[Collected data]
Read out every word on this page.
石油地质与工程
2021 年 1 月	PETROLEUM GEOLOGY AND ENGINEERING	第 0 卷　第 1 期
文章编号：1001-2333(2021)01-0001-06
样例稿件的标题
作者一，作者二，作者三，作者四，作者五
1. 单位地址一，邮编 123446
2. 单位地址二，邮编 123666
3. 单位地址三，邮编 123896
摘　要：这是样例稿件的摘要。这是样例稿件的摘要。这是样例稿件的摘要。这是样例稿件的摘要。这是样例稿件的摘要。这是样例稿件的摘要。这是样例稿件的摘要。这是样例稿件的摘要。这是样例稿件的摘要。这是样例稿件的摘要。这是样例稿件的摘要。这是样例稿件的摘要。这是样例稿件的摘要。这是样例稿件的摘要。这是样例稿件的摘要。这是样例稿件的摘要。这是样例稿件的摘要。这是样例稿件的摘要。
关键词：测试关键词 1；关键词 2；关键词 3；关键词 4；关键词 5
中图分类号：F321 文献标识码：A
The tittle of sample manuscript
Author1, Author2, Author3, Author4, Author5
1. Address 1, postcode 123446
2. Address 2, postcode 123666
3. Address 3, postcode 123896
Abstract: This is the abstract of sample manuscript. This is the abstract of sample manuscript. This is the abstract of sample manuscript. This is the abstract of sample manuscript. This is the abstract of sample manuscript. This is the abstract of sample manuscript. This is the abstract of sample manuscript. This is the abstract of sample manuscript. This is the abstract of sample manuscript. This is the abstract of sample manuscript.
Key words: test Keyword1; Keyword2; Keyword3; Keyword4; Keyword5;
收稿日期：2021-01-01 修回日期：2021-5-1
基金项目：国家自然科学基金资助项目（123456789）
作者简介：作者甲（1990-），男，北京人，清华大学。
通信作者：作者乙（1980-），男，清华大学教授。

TASK BRIEF:
Repeat the material word for word, in full.

WRITTEN REPLY:
Read out every word on this page.
石油地质与工程
2021 年 1 月	PETROLEUM GEOLOGY AND ENGINEERING	第 0 卷　第 1 期
文章编号：1001-2333(2021)01-0001-06
样例稿件的标题
作者一，作者二，作者三，作者四，作者五
1. 单位地址一，邮编 123446
2. 单位地址二，邮编 123666
3. 单位地址三，邮编 123896
摘　要：这是样例稿件的摘要。这是样例稿件的摘要。这是样例稿件的摘要。这是样例稿件的摘要。这是样例稿件的摘要。这是样例稿件的摘要。这是样例稿件的摘要。这是样例稿件的摘要。这是样例稿件的摘要。这是样例稿件的摘要。这是样例稿件的摘要。这是样例稿件的摘要。这是样例稿件的摘要。这是样例稿件的摘要。这是样例稿件的摘要。这是样例稿件的摘要。这是样例稿件的摘要。这是样例稿件的摘要。
关键词：测试关键词 1；关键词 2；关键词 3；关键词 4；关键词 5
中图分类号：F321 文献标识码：A
The tittle of sample manuscript
Author1, Author2, Author3, Author4, Author5
1. Address 1, postcode 123446
2. Address 2, postcode 123666
3. Address 3, postcode 123896
Abstract: This is the abstract of sample manuscript. This is the abstract of sample manuscript. This is the abstract of sample manuscript. This is the abstract of sample manuscript. This is the abstract of sample manuscript. This is the abstract of sample manuscript. This is the abstract of sample manuscript. This is the abstract of sample manuscript. This is the abstract of sample manuscript. This is the abstract of sample manuscript.
Key words: test Keyword1; Keyword2; Keyword3; Keyword4; Keyword5;
收稿日期：2021-01-01 修回日期：2021-5-1
基金项目：国家自然科学基金资助项目（123456789）
作者简介：作者甲（1990-），男，北京人，清华大学。
通信作者：作者乙（1980-），男，清华大学教授。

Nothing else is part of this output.